### SOURCE DOCUMENT
——

Blame it all on Brussels

A crown-wearing pro-Brexit demonstrator stands next to banners in London last week. Photo: Reuters
A crown-wearing pro-Brexit demonstrator stands next to banners in London last week. Photo: Reuters
We heap most of the Brexit blame on the wrong scoundrels. The chief knave isn't Blustering Boris, nor is it his tattered, flummoxed Parliament.

Neither is it some hidebound Brexiter or entitled Remainer. The true villains - the real architects of Britain's misery - are the Emperors of Brussels.

These Eurocrats park their importance not 30 minutes from the farmland where another would be European Emperor, Napoleon, lost the Battle of Waterloo. They are intent that this time, it is Britain that will be thrashed.

Forty-four years ago, 67% of Brits enthusiastically voted to surrender some ''minor'' national rights in return for the fine idea of a European trading block. But by 2016, the EU they voted to leave had mutated. Yard by meter, the Eurocrats have been constructing a new world state.

Thinking themselves the only trustworthy governors for a peaceful, virtuous continent, the Eurocrats will protect their invention by beggaring any member that says: ''No, we didn't sign up to be reduced to a European province''. The EU has attempted no reasonable accommodation to Britain's exit. The only ''deal'' offered was so suicidal it was thrown out by the largest majority in a contested House of Commons vote. Thrice.

——

### EXTRACTED RECORDS
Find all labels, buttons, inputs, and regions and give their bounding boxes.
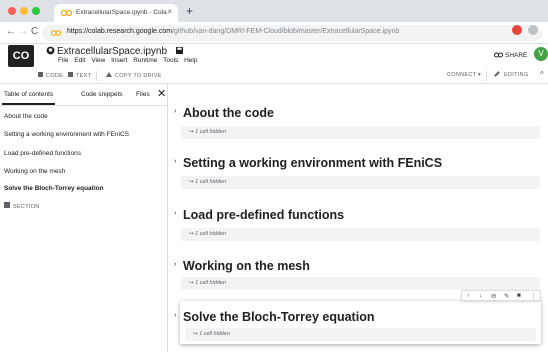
hidden-cells-label: ↪ 1 cell hidden	[189, 231, 227, 237]
avatar[interactable]: V	[534, 47, 548, 61]
copy-to-drive-label: COPY TO DRIVE	[115, 73, 162, 79]
share-label: SHARE	[505, 52, 528, 59]
url-input[interactable]: https://colab.research.google.com/github…	[42, 25, 542, 41]
add-text-button[interactable]: TEXT	[68, 72, 91, 79]
colab-header: CO ExtracellularSpace.ipynb File Edit Vi…	[0, 44, 548, 68]
delete-icon[interactable]: ■	[517, 292, 521, 299]
menu-insert[interactable]: Insert	[111, 57, 127, 64]
back-button[interactable]: ←	[6, 26, 16, 37]
toc-item-load-functions[interactable]: Load pre-defined functions	[4, 150, 81, 157]
collapse-arrow-icon[interactable]: ›	[174, 210, 176, 217]
menu-file[interactable]: File	[58, 57, 68, 64]
menu-edit[interactable]: Edit	[74, 57, 85, 64]
hidden-cells-bar[interactable]: ↪ 1 cell hidden	[181, 277, 540, 290]
colab-logo[interactable]: CO	[8, 45, 34, 67]
section-heading: Solve the Bloch-Torrey equation	[183, 310, 375, 324]
plus-box-icon	[38, 72, 43, 77]
plus-box-icon	[4, 202, 10, 208]
collapse-arrow-icon[interactable]: ›	[174, 158, 176, 165]
collapse-header-icon[interactable]: ^	[540, 70, 544, 79]
browser-address-bar: ← → C https://colab.research.google.com/…	[0, 22, 548, 44]
editing-mode-button[interactable]: EDITING	[494, 71, 529, 78]
copy-to-drive-button[interactable]: COPY TO DRIVE	[106, 72, 162, 79]
profile-icon[interactable]	[528, 25, 538, 35]
window-minimize-button[interactable]	[20, 7, 28, 15]
add-code-label: CODE	[46, 73, 64, 79]
hidden-cells-label: ↪ 1 cell hidden	[193, 331, 231, 337]
browser-tab-title: ExtracellularSpace.ipynb - Cola	[76, 9, 167, 16]
move-up-icon[interactable]: ↑	[467, 292, 470, 299]
github-icon	[46, 46, 55, 55]
collapse-arrow-icon[interactable]: ›	[174, 312, 176, 319]
hidden-cells-bar[interactable]: ↪ 1 cell hidden	[181, 228, 540, 241]
add-text-label: TEXT	[76, 73, 92, 79]
hidden-cells-label: ↪ 1 cell hidden	[189, 280, 227, 286]
sidebar: Table of contents Code snippets Files ✕ …	[0, 84, 168, 352]
add-section-button[interactable]: SECTION	[4, 202, 40, 210]
url-host: https://colab.research.google.com	[67, 28, 173, 35]
reload-button[interactable]: C	[31, 26, 38, 37]
add-code-button[interactable]: CODE	[38, 72, 63, 79]
window-maximize-button[interactable]	[32, 7, 40, 15]
notebook-area: › About the code ↪ 1 cell hidden › Setti…	[169, 84, 548, 352]
editing-label: EDITING	[504, 72, 529, 78]
colab-favicon-icon	[61, 9, 72, 17]
share-button[interactable]: SHARE	[494, 52, 527, 59]
hidden-cells-bar[interactable]: ↪ 1 cell hidden	[185, 328, 536, 341]
section-heading: Setting a working environment with FEniC…	[183, 156, 443, 170]
hidden-cells-label: ↪ 1 cell hidden	[189, 179, 227, 185]
menu-tools[interactable]: Tools	[163, 57, 178, 64]
toc-item-about[interactable]: About the code	[4, 113, 48, 120]
notebook-title[interactable]: ExtracellularSpace.ipynb	[57, 46, 167, 57]
tab-close-icon[interactable]: ×	[167, 7, 172, 16]
section-heading: Load pre-defined functions	[183, 208, 345, 222]
notebook-toolbar: CODE TEXT COPY TO DRIVE CONNECT ▾ EDITIN…	[0, 68, 548, 84]
more-options-icon[interactable]: ⋮	[530, 292, 537, 300]
toc-item-bloch-torrey[interactable]: Solve the Bloch-Torrey equation	[4, 185, 104, 192]
hidden-cells-label: ↪ 1 cell hidden	[189, 129, 227, 135]
browser-tab-bar: ExtracellularSpace.ipynb - Cola × +	[0, 0, 548, 22]
link-icon	[494, 52, 503, 58]
toc-item-setting-environment[interactable]: Setting a working environment with FEniC…	[4, 131, 129, 138]
move-down-icon[interactable]: ↓	[479, 292, 482, 299]
connect-label: CONNECT	[447, 72, 477, 78]
new-tab-button[interactable]: +	[186, 4, 193, 18]
extension-icon[interactable]	[512, 25, 522, 35]
notebook-title-row: ExtracellularSpace.ipynb	[46, 46, 183, 57]
chevron-down-icon: ▾	[478, 72, 482, 78]
toolbar-divider	[486, 71, 487, 81]
save-icon[interactable]	[175, 47, 183, 54]
connect-button[interactable]: CONNECT ▾	[447, 72, 481, 78]
section-heading: About the code	[183, 106, 274, 120]
close-icon[interactable]: ✕	[157, 87, 166, 100]
url-path: /github/van-dang/DMRI-FEM-Cloud/blob/mas…	[172, 28, 400, 35]
toolbar-divider	[96, 71, 97, 81]
tab-files[interactable]: Files	[136, 91, 150, 98]
tab-table-of-contents[interactable]: Table of contents	[1, 91, 56, 105]
tab-code-snippets[interactable]: Code snippets	[81, 91, 123, 98]
menu-help[interactable]: Help	[184, 57, 197, 64]
link-icon[interactable]: ⊖	[491, 292, 496, 300]
forward-button[interactable]: →	[18, 26, 28, 37]
add-section-label: SECTION	[13, 204, 40, 210]
browser-tab[interactable]: ExtracellularSpace.ipynb - Cola ×	[54, 4, 178, 22]
hidden-cells-bar[interactable]: ↪ 1 cell hidden	[181, 176, 540, 189]
menu-bar: File Edit View Insert Runtime Tools Help	[58, 57, 201, 64]
url-text: https://colab.research.google.com/github…	[67, 28, 399, 35]
menu-runtime[interactable]: Runtime	[133, 57, 157, 64]
sidebar-tabs: Table of contents Code snippets Files ✕	[0, 84, 168, 106]
collapse-arrow-icon[interactable]: ›	[174, 261, 176, 268]
plus-box-icon	[68, 72, 73, 77]
section-heading: Working on the mesh	[183, 259, 310, 273]
cell-toolbar: ↑ ↓ ⊖ ✎ ■ ⋮	[461, 290, 541, 301]
menu-view[interactable]: View	[91, 57, 105, 64]
edit-icon[interactable]: ✎	[504, 292, 509, 300]
pencil-icon	[494, 71, 500, 77]
window-close-button[interactable]	[8, 7, 16, 15]
collapse-arrow-icon[interactable]: ›	[174, 108, 176, 115]
hidden-cells-bar[interactable]: ↪ 1 cell hidden	[181, 126, 540, 139]
drive-icon	[106, 72, 112, 77]
colab-favicon-icon	[51, 30, 61, 36]
toc-item-working-mesh[interactable]: Working on the mesh	[4, 168, 65, 175]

——

### EXERCISE INSTRUCTIONS
Can you carry on the opinion piece blaming Brussels for Brexit, starting right after its final sentence?

### TASK RESULT
The Eurocrats say their offer is ''immovable'', then smugly complain that while this means they won't accept new options, the moronic Brits keep failing to present them.

Behind the scenes snippets when the negotiators' microphones have been left open, confirm the obvious. The Eurocrats are lapping up the Brits' agony. They love it.

Today's European Union is the very worst example of mission creep. Working far beyond its first remit, it is taking over its members' sovereign powers. The incursions come dressed in honourable clothing. Eradicating bullying in Spanish schools, and protecting media in Hungary. Directing immigrant traffic and, of course, forcing reduced pensions for undeserving Greeks.

Each EU country has a national soul, but the EU itself doesn't. It is a ''country'' loathed by a goodly chunk of its citizens, with the rest loving it in much the same spirit that we love the bank manager who approves our mortgage.

The EU's worry is that allowing a fair Brexit may encourage other ''leave'' referendums. But whose fault is that?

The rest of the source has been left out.